+++ Source text
There was blood everywhere, Lacadie recalled.
A stick had punctured Dewitt’s groin, and he still managed to carry the other guy out, Lacadie said. “I remember them carrying them out,” Gastia said.
As they stood together Tuesday, the Old Town men recalled not only the goings-on from V-J Day, but also the way World War II colored every aspect of life on the U.S. home front, beginning with the Japanese attack on Pearl Harbor, Hawaii, on Dec. 7, 1941.
“That Sunday morning in 1941, we knew what war was,” Gastia said.
As teenagers, they saw prisoner-of-war trains move through Old Town on their way to Aroostook County, where German prisoners were taken to pick potatoes.
“We’d go down and throw crap at ’em,” Pelletier said. “The trains had great big written [letters] in white – ‘POW.'”
They recalled flags placed in the windows of homes where loved ones had gone off to war. The number of stars on the flag signified how many men were fighting in the war, except for the gold stars, which symbolized a soldier who had died.
“You’d know who was gone and who’d died,” Pelletier said.
Aware of the risks, the teens wanted to do their duty for their country.
“We were a year, year and a half too young for World War II,” Pelletier said. “We just missed it.”
Lacadie, Pelletier and others from the area tried to join the Navy after high school, but Pelletier was the only one to pass the physical at the time.
Pelletier and Gastia later served in the Korean War. Pelletier was stateside for four years, while Gastia was stationed on the USS Valley Forge off the coast of Korea.
“Thank God for that GI Bill,” Pelletier said, referring to the federal law that helped veterans attend college. “I never would have gone to college without that GI Bill.”
After graduating from the University of Maine with a degree in finance and business, Pelletier spent nearly 30 years in the banking industry.
Gastia, who lives in Milford, worked for 27 years at the Old Town paper mill now owned by Georgia-Pacific Corp. Although technically retired, he works at Wal-Mart in Bangor.
Pelletier moved to Massachusetts during his high school years, but keeps in touch with his childhood friends and spends four months in Old Town every summer.
“We can’t get rid of him,” Lacadie teased.
“But we’re kind of glad we can’t,” Gastia said.
“We’ve been separated over the years, but we always manage to see one another in the summer,” Pelletier said.
Despite the anxiety they remember from their youth on the home front during wartime, they recall the confidence, too.
“We never thought we’d lose. Hell, no. It was just a matter of time.”
++++++
+++ Data lines
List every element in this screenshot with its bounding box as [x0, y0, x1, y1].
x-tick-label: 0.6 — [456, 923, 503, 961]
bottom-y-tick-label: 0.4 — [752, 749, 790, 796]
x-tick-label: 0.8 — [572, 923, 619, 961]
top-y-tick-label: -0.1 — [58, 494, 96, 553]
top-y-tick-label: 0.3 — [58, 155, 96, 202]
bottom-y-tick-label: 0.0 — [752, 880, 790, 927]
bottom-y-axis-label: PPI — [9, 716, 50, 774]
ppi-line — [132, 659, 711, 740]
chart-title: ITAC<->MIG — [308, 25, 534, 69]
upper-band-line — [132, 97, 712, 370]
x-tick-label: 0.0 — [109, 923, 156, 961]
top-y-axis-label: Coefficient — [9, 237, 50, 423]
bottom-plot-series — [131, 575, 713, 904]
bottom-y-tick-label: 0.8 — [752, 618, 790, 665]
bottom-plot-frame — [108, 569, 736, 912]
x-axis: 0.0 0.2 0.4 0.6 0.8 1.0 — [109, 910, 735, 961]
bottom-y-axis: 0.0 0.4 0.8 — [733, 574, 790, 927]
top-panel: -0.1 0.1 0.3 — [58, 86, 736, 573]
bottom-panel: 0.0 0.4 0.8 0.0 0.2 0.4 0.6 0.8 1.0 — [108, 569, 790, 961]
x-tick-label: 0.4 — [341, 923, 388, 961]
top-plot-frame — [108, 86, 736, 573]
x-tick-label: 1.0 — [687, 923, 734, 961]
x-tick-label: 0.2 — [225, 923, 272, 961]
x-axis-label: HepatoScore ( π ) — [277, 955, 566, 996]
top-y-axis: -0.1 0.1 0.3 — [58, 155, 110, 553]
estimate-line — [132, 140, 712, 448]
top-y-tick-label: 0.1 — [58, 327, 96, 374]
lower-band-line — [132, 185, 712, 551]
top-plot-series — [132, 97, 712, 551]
++++++
→ **Task statement**:
Retype the part of the article on the Old Town men's wartime memories that opens with the words containing "A stick had" and closes with "to pick potatoes.".

→ **Solution to this problem**:
A stick had punctured Dewitt’s groin, and he still managed to carry the other guy out, Lacadie said. “I remember them carrying them out,” Gastia said.
As they stood together Tuesday, the Old Town men recalled not only the goings-on from V-J Day, but also the way World War II colored every aspect of life on the U.S. home front, beginning with the Japanese attack on Pearl Harbor, Hawaii, on Dec. 7, 1941.
“That Sunday morning in 1941, we knew what war was,” Gastia said.
As teenagers, they saw prisoner-of-war trains move through Old Town on their way to Aroostook County, where German prisoners were taken to pick potatoes.